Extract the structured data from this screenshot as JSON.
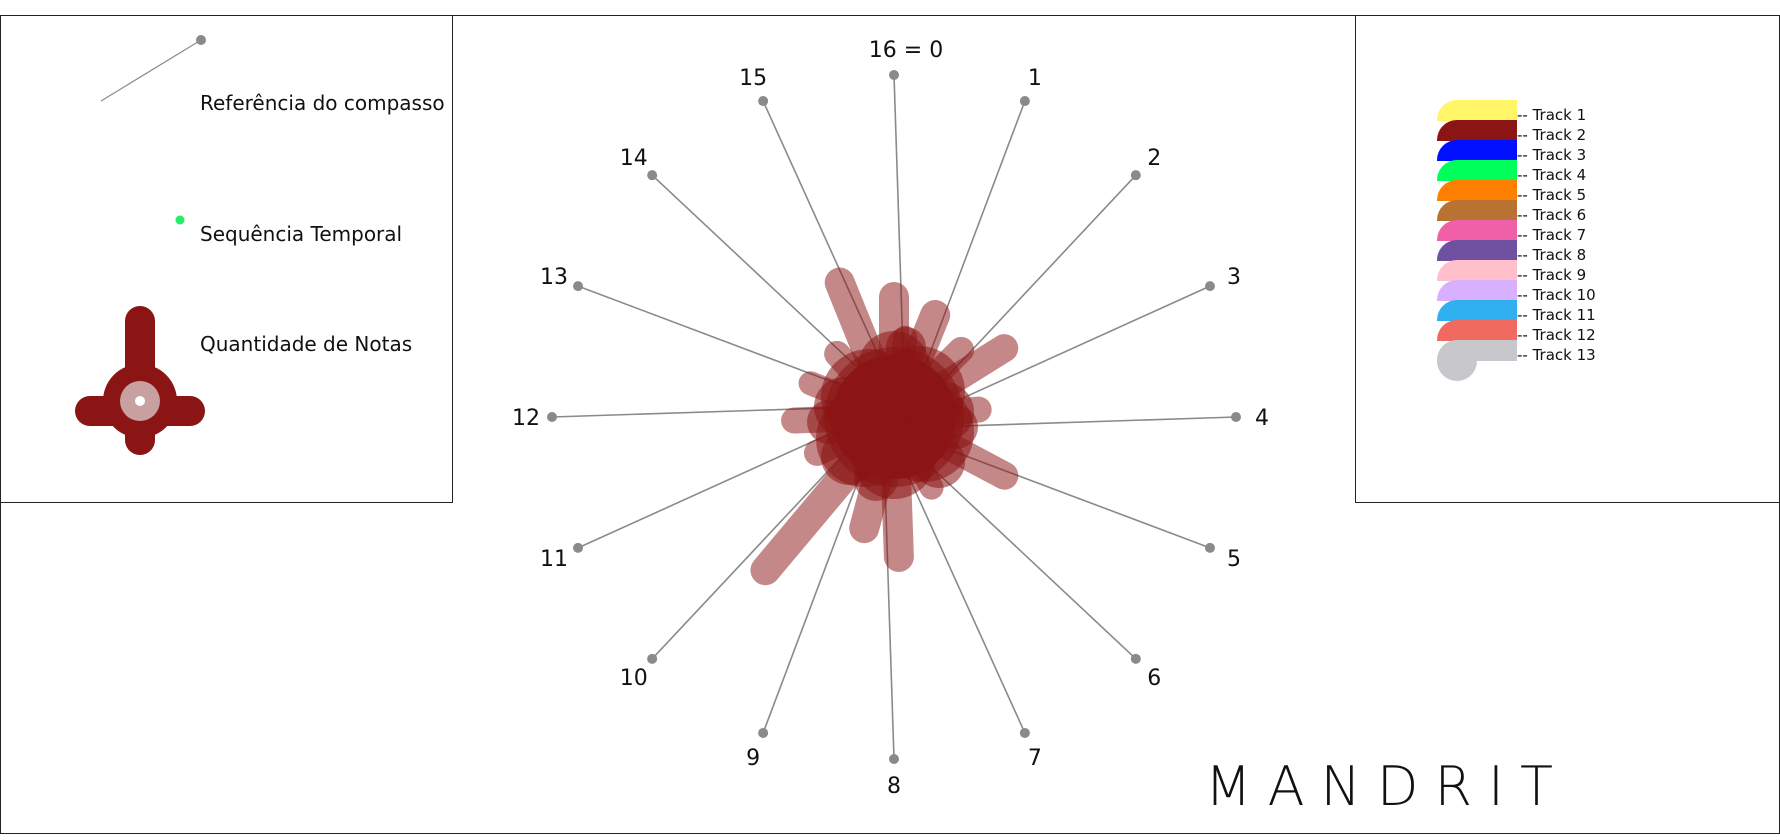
{
  "legend": {
    "compass_reference_label": "Referência do compasso",
    "temporal_sequence_label": "Sequência Temporal",
    "note_quantity_label": "Quantidade de Notas",
    "temporal_dot_color": "#22ee66",
    "reference_line_color": "#8a8a8a"
  },
  "brand": {
    "name": "MANDRIT"
  },
  "radial": {
    "beat_labels": [
      "16 = 0",
      "1",
      "2",
      "3",
      "4",
      "5",
      "6",
      "7",
      "8",
      "9",
      "10",
      "11",
      "12",
      "13",
      "14",
      "15"
    ],
    "spoke_color": "#8a8a8a",
    "note_color": "#8b1414"
  },
  "tracks": [
    {
      "label": "-- Track 1",
      "color": "#fff566"
    },
    {
      "label": "-- Track 2",
      "color": "#8b1414"
    },
    {
      "label": "-- Track 3",
      "color": "#0010ff"
    },
    {
      "label": "-- Track 4",
      "color": "#00ff5a"
    },
    {
      "label": "-- Track 5",
      "color": "#ff8000"
    },
    {
      "label": "-- Track 6",
      "color": "#b87333"
    },
    {
      "label": "-- Track 7",
      "color": "#f060a8"
    },
    {
      "label": "-- Track 8",
      "color": "#7050a0"
    },
    {
      "label": "-- Track 9",
      "color": "#ffc0cb"
    },
    {
      "label": "-- Track 10",
      "color": "#d8b0ff"
    },
    {
      "label": "-- Track 11",
      "color": "#30b0f0"
    },
    {
      "label": "-- Track 12",
      "color": "#f06a60"
    },
    {
      "label": "-- Track 13",
      "color": "#c8c8cc"
    }
  ]
}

*What to work on:* Repeat the entries exactly. Pictures are excluded from the copy.

*Exercise result:*
Extract the structured data from this screenshot as JSON.
{
  "legend": {
    "compass_reference_label": "Referência do compasso",
    "temporal_sequence_label": "Sequência Temporal",
    "note_quantity_label": "Quantidade de Notas",
    "temporal_dot_color": "#22ee66",
    "reference_line_color": "#8a8a8a"
  },
  "brand": {
    "name": "MANDRIT"
  },
  "radial": {
    "beat_labels": [
      "16 = 0",
      "1",
      "2",
      "3",
      "4",
      "5",
      "6",
      "7",
      "8",
      "9",
      "10",
      "11",
      "12",
      "13",
      "14",
      "15"
    ],
    "spoke_color": "#8a8a8a",
    "note_color": "#8b1414"
  },
  "tracks": [
    {
      "label": "-- Track 1",
      "color": "#fff566"
    },
    {
      "label": "-- Track 2",
      "color": "#8b1414"
    },
    {
      "label": "-- Track 3",
      "color": "#0010ff"
    },
    {
      "label": "-- Track 4",
      "color": "#00ff5a"
    },
    {
      "label": "-- Track 5",
      "color": "#ff8000"
    },
    {
      "label": "-- Track 6",
      "color": "#b87333"
    },
    {
      "label": "-- Track 7",
      "color": "#f060a8"
    },
    {
      "label": "-- Track 8",
      "color": "#7050a0"
    },
    {
      "label": "-- Track 9",
      "color": "#ffc0cb"
    },
    {
      "label": "-- Track 10",
      "color": "#d8b0ff"
    },
    {
      "label": "-- Track 11",
      "color": "#30b0f0"
    },
    {
      "label": "-- Track 12",
      "color": "#f06a60"
    },
    {
      "label": "-- Track 13",
      "color": "#c8c8cc"
    }
  ]
}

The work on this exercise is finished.